>> start Records provided

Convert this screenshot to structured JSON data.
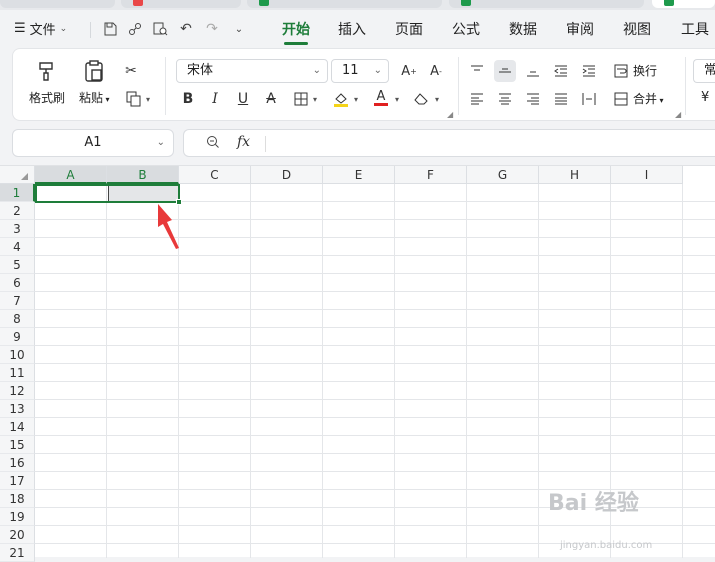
{
  "menu": {
    "file_label": "文件",
    "tabs": [
      {
        "label": "开始",
        "active": true
      },
      {
        "label": "插入",
        "active": false
      },
      {
        "label": "页面",
        "active": false
      },
      {
        "label": "公式",
        "active": false
      },
      {
        "label": "数据",
        "active": false
      },
      {
        "label": "审阅",
        "active": false
      },
      {
        "label": "视图",
        "active": false
      },
      {
        "label": "工具",
        "active": false
      }
    ]
  },
  "ribbon": {
    "format_painter": "格式刷",
    "paste": "粘贴",
    "font_name": "宋体",
    "font_size": "11",
    "wrap_text": "换行",
    "merge": "合并",
    "partial_right_top": "常",
    "partial_right_bottom": "¥"
  },
  "formula_bar": {
    "name_box": "A1",
    "fx": "fx",
    "content": ""
  },
  "sheet": {
    "columns": [
      "A",
      "B",
      "C",
      "D",
      "E",
      "F",
      "G",
      "H",
      "I"
    ],
    "rows": [
      "1",
      "2",
      "3",
      "4",
      "5",
      "6",
      "7",
      "8",
      "9",
      "10",
      "11",
      "12",
      "13",
      "14",
      "15",
      "16",
      "17",
      "18",
      "19",
      "20",
      "21"
    ],
    "selected_range": "A1:B1",
    "accent": "#1e7d3a",
    "annotation_color": "#e8393a"
  },
  "watermark": {
    "main": "Bai 经验",
    "sub": "jingyan.baidu.com"
  }
}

>> end Records provided

**Directions for this task**
Copy out all the data without changing anything, and drop the pictures.

**Solution for this exercise**
Convert this screenshot to structured JSON data.
{
  "menu": {
    "file_label": "文件",
    "tabs": [
      {
        "label": "开始",
        "active": true
      },
      {
        "label": "插入",
        "active": false
      },
      {
        "label": "页面",
        "active": false
      },
      {
        "label": "公式",
        "active": false
      },
      {
        "label": "数据",
        "active": false
      },
      {
        "label": "审阅",
        "active": false
      },
      {
        "label": "视图",
        "active": false
      },
      {
        "label": "工具",
        "active": false
      }
    ]
  },
  "ribbon": {
    "format_painter": "格式刷",
    "paste": "粘贴",
    "font_name": "宋体",
    "font_size": "11",
    "wrap_text": "换行",
    "merge": "合并",
    "partial_right_top": "常",
    "partial_right_bottom": "¥"
  },
  "formula_bar": {
    "name_box": "A1",
    "fx": "fx",
    "content": ""
  },
  "sheet": {
    "columns": [
      "A",
      "B",
      "C",
      "D",
      "E",
      "F",
      "G",
      "H",
      "I"
    ],
    "rows": [
      "1",
      "2",
      "3",
      "4",
      "5",
      "6",
      "7",
      "8",
      "9",
      "10",
      "11",
      "12",
      "13",
      "14",
      "15",
      "16",
      "17",
      "18",
      "19",
      "20",
      "21"
    ],
    "selected_range": "A1:B1",
    "accent": "#1e7d3a",
    "annotation_color": "#e8393a"
  },
  "watermark": {
    "main": "Bai 经验",
    "sub": "jingyan.baidu.com"
  }
}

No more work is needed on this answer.